- **Reading text**
________________

Homily for A Summer Mass

Ephesians 3:14-21
Psalm 107
Galatians 3:25-29
Luke 4:14-21

This text is being fulfilled today even while you are listening:

Good news to the afflicted,
Liberty to captives,
Sight to the blind,
Freedom to the oppressed.

Neither Jew nor Greek, slave nor free, male nor female, gay nor straight, Catholic nor Anglican, progressive nor conservative, Republican nor Democrat, Trumpian nor Pelosian, Labor nor Liberal, One Nation nor Green, Brexit nor Remain.

We gather One in Christ.

It is in the abundance of God’s glory that we are enabled to grow strong in our inner selves with Christ living in our hearts.

Knowing the love of Christ, not seeking or gaining the approval of others, we are filled with the utter fulness of God.

We give thanks to Yahweh for he is good, his faithful love lasts forever.

In this Eucharist, we are giving thanks for the lives and contribution of those who are LGBT. In doing so, I call to mind the salutary advice of the American Jesuit James Martin who used be given a hard time by some bishops for his advocacy and pastoral solicitude for those who are LGBT. Martin puts it well when he says, ‘When you are dealing with an LGBT person, you are dealing with someone, to quote [the prophet] Isaiah, [who is] “acquainted with grief”.’ The ecclesiastical opposition to Martin has fallen away since Pope Francis called him to a private audience with an international public photo op last September.

Speaking to America Magazine, Father Martin would not reveal what the pope said to him in the course of their conversation, except that ‘we both laughed several times.’ He did reveal that ‘among other things, I shared with Pope Francis the experiences of LGBT Catholics around the world, their joys and their hopes, their griefs and concerns. I also spoke about my own ministry to them and how they feel excluded.’ He ‘saw this audience as a sign of the Holy Father’s care for L.G.B.T. people’.

I’m a Catholic priest who was a member of the Ruddock Panel. One bishop had banned me from his diocese in the wake of the public debate on the same sex marriage plebiscite.

________________

- **Collected material**
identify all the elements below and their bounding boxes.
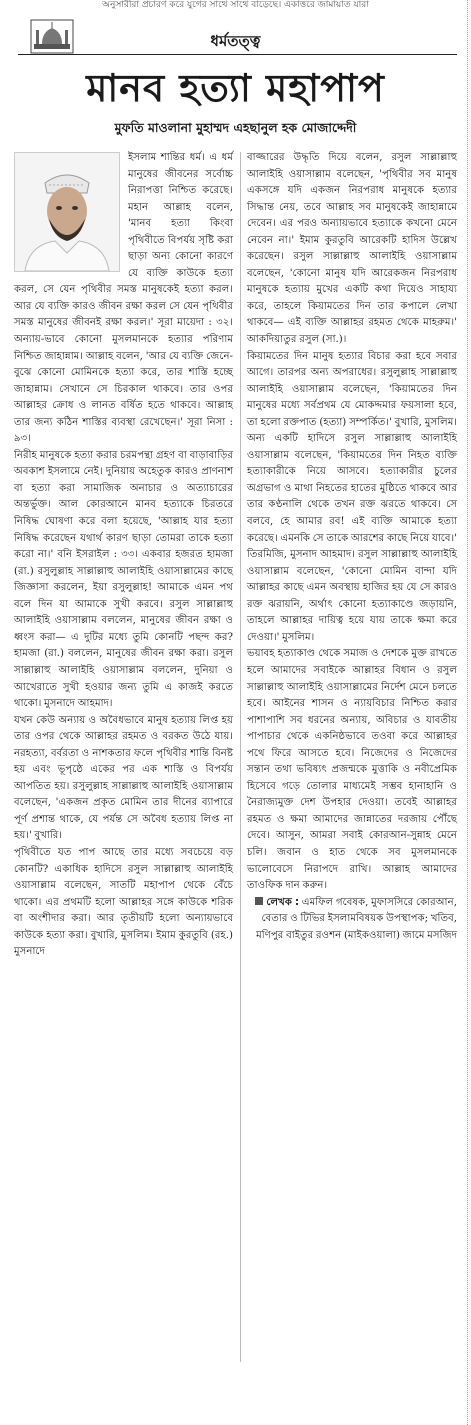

________________

- **Task instructions**
In the homily, what does Father Martin say he and the pope did several times during their conversation?

- **The completed task**
They both laughed several times.